▶ **Data**:
* start *
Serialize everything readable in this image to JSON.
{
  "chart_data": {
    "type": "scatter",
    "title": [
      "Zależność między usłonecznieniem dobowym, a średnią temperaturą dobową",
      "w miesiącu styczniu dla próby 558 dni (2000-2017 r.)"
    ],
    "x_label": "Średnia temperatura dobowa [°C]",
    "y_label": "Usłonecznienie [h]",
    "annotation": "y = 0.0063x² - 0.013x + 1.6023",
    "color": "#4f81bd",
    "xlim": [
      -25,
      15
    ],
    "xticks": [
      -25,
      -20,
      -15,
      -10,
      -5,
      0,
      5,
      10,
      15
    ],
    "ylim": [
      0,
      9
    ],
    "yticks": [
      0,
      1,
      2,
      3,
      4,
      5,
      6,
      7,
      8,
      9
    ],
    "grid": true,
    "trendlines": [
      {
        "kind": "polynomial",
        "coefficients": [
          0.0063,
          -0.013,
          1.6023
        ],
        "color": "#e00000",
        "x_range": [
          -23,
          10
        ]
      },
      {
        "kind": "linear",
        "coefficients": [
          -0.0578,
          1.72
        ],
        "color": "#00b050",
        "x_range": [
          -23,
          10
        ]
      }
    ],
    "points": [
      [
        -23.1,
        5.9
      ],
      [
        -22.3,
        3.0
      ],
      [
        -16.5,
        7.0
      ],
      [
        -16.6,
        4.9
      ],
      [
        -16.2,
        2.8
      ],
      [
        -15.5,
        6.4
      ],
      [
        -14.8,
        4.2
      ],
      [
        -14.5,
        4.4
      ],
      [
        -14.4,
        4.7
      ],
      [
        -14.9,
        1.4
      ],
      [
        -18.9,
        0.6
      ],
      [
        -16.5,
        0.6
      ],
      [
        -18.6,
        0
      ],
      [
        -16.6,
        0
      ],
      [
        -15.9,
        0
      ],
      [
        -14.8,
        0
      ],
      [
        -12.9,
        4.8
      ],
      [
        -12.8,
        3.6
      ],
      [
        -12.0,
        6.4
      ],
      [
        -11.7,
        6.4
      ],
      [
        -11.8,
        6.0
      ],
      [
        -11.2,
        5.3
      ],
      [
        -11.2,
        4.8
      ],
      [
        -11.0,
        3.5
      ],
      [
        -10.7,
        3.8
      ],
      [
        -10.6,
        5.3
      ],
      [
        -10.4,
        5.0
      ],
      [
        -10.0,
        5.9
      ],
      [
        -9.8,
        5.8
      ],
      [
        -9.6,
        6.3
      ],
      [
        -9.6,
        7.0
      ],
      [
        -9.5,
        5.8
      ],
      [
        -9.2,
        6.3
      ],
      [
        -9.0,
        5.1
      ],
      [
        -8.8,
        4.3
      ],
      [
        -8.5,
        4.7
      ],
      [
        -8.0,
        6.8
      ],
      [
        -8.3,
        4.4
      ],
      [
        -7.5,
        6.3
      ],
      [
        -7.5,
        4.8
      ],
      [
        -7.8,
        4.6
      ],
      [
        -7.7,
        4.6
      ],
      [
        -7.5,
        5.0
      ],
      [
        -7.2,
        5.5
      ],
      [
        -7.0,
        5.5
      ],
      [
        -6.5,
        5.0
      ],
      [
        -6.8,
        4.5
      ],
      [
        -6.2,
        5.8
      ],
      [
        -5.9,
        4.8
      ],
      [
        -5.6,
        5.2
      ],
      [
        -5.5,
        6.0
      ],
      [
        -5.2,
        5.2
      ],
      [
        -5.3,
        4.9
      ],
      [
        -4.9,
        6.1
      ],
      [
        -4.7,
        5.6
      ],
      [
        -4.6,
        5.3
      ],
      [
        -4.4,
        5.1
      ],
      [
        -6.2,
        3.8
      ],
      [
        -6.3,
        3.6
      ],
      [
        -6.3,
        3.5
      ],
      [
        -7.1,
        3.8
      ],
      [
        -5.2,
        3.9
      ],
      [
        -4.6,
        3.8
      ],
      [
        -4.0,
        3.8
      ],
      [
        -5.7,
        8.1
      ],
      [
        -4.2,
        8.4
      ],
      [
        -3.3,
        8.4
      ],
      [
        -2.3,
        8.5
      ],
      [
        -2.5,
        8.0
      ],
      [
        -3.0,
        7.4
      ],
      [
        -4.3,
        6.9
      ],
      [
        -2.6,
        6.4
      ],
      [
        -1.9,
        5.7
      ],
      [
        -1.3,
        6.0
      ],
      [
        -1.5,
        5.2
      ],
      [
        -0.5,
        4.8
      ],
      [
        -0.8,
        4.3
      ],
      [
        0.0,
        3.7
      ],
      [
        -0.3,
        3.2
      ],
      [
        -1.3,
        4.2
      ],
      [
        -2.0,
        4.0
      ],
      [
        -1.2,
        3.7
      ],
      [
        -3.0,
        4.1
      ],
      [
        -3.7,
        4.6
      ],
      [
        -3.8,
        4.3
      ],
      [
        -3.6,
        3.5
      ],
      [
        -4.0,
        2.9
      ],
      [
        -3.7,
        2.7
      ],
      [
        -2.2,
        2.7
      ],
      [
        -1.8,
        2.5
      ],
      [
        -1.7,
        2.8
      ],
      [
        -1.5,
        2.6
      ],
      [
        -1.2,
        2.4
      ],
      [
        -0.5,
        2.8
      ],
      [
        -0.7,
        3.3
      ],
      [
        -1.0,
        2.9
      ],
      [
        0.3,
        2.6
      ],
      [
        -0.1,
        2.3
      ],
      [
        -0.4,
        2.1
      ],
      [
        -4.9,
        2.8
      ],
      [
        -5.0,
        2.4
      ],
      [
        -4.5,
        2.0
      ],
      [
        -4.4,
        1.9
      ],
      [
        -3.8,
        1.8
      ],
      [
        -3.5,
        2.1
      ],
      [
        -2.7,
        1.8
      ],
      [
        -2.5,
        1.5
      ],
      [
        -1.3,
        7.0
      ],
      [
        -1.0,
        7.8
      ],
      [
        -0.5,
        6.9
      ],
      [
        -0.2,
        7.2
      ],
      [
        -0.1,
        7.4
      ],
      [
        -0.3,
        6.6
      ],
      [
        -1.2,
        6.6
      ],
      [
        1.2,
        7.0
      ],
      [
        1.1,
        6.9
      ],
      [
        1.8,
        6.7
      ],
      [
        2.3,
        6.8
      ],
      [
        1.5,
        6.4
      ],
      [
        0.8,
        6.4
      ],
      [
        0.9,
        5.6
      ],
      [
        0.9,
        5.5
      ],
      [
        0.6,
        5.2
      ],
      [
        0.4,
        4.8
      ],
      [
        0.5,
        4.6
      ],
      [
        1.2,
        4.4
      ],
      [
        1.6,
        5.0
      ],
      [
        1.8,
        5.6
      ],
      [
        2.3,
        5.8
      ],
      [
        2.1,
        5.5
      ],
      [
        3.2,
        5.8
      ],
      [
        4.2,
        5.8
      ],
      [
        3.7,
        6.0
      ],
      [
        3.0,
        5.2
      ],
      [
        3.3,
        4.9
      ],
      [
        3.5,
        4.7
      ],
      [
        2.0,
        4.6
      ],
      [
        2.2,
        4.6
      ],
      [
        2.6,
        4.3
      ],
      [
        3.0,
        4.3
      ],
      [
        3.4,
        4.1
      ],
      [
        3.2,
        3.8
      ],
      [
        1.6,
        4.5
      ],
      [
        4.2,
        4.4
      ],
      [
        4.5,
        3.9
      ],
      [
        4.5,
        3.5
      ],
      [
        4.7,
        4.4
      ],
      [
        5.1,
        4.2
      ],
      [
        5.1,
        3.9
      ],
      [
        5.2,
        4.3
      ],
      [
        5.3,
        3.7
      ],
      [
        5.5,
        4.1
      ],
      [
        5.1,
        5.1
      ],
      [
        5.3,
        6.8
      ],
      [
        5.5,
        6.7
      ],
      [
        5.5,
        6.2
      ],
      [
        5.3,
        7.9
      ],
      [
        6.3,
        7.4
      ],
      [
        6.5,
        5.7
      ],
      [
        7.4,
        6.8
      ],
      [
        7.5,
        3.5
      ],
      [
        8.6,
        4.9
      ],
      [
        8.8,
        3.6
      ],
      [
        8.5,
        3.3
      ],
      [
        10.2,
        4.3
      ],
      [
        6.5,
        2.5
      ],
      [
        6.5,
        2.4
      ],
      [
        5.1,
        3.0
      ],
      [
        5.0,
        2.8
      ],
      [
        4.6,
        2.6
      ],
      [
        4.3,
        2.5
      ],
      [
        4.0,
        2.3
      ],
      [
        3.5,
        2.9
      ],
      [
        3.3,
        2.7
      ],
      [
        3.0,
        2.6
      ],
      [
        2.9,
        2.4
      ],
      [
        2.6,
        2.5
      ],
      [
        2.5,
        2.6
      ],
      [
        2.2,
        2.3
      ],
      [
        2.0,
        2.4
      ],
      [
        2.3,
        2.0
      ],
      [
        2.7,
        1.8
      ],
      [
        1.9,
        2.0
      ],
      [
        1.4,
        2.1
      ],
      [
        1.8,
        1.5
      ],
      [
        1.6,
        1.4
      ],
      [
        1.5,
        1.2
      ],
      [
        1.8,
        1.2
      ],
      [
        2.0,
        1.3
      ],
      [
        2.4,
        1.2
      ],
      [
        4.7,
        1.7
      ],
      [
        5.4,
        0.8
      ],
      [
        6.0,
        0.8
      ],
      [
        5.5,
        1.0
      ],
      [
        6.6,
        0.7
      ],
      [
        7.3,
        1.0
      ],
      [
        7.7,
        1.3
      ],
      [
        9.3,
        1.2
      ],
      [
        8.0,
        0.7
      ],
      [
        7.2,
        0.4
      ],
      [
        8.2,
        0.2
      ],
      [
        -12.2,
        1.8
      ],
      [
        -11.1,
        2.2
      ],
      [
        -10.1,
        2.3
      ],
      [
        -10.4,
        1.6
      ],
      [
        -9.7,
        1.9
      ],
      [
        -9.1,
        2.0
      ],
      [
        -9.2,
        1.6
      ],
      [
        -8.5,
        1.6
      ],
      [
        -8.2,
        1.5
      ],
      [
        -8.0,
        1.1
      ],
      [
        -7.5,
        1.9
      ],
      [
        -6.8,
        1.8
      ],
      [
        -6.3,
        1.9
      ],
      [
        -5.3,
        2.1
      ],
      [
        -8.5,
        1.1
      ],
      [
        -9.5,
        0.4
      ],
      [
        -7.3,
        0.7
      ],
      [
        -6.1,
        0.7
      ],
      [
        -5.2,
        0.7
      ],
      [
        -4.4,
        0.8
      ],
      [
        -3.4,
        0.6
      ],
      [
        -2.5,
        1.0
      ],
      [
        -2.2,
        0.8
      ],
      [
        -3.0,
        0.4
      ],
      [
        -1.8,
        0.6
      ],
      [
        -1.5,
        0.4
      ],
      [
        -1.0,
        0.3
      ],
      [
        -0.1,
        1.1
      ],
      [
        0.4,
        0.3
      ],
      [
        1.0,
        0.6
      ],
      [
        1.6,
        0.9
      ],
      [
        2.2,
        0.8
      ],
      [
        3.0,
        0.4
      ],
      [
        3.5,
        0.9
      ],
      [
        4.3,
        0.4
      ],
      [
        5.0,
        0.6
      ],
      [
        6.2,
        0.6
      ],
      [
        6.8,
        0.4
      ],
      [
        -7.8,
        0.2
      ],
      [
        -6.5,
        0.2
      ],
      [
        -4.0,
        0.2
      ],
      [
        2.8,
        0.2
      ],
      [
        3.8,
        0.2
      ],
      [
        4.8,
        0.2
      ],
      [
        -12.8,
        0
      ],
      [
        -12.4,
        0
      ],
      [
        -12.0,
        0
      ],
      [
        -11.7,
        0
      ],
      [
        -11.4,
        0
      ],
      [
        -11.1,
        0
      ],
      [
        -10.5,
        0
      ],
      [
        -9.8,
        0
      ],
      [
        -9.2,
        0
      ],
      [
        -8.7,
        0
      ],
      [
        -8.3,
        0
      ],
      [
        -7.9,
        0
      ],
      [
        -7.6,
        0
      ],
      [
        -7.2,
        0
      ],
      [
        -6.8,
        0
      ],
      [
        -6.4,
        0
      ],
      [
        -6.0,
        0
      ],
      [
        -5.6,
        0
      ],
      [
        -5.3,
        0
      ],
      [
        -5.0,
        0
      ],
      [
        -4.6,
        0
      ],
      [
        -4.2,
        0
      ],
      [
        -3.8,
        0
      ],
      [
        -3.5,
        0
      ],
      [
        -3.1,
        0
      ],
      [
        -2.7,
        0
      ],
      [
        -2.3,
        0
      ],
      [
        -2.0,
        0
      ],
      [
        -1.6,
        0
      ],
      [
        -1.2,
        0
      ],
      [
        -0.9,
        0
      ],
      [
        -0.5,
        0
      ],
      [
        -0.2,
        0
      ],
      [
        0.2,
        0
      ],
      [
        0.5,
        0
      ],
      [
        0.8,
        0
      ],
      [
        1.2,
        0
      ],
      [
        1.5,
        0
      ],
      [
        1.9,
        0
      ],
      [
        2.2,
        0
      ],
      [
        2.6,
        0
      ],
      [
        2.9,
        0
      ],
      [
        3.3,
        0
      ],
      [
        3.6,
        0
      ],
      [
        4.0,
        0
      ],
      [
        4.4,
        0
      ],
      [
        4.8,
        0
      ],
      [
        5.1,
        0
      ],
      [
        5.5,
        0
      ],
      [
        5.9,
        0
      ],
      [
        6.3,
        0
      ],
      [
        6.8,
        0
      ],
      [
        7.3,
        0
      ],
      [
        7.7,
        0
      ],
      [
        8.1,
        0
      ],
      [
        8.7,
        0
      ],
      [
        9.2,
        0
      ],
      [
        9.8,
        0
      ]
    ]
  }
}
* end *
▶ **Written task**: All lines that include "color" are to be gathered and copied.

▶ **Response below**:
    "color": "#4f81bd",
        "color": "#e00000",
        "color": "#00b050",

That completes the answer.